◆ **Your objective**: Gather all lines from the material that contain the word "нормативных".

[Data entries]
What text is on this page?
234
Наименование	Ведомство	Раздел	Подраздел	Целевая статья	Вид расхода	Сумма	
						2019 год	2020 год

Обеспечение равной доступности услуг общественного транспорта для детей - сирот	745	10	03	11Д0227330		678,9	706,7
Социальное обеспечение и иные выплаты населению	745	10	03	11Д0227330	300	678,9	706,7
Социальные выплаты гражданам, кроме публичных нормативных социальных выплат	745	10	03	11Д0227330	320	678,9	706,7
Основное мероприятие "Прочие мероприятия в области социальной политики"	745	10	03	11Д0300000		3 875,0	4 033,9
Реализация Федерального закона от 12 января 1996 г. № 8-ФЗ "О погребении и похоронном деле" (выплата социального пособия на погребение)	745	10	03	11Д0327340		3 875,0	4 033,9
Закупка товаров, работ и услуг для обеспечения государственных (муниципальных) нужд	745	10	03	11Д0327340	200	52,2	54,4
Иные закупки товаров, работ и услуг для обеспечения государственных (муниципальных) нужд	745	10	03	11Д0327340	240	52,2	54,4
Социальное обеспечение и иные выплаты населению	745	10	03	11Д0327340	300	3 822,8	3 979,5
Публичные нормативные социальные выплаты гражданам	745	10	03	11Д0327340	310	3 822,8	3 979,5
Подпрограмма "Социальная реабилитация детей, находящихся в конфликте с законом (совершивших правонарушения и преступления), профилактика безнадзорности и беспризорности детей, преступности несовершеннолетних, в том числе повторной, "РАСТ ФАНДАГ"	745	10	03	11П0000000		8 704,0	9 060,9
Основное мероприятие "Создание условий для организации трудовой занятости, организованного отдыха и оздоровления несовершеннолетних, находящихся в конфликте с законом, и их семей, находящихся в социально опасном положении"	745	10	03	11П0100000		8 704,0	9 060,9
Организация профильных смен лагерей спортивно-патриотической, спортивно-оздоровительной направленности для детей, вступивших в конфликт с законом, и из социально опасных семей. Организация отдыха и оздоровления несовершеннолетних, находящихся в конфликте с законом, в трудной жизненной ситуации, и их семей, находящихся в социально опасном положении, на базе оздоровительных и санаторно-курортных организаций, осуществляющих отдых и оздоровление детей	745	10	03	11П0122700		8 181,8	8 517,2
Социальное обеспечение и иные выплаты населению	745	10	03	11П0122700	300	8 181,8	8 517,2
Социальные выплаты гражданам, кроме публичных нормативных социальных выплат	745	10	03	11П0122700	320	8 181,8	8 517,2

◆ **Completed exercise**:
Социальные выплаты гражданам, кроме публичных нормативных социальных выплат	745	10	03	11Д0227330	320	678,9	706,7
Социальные выплаты гражданам, кроме публичных нормативных социальных выплат	745	10	03	11П0122700	320	8 181,8	8 517,2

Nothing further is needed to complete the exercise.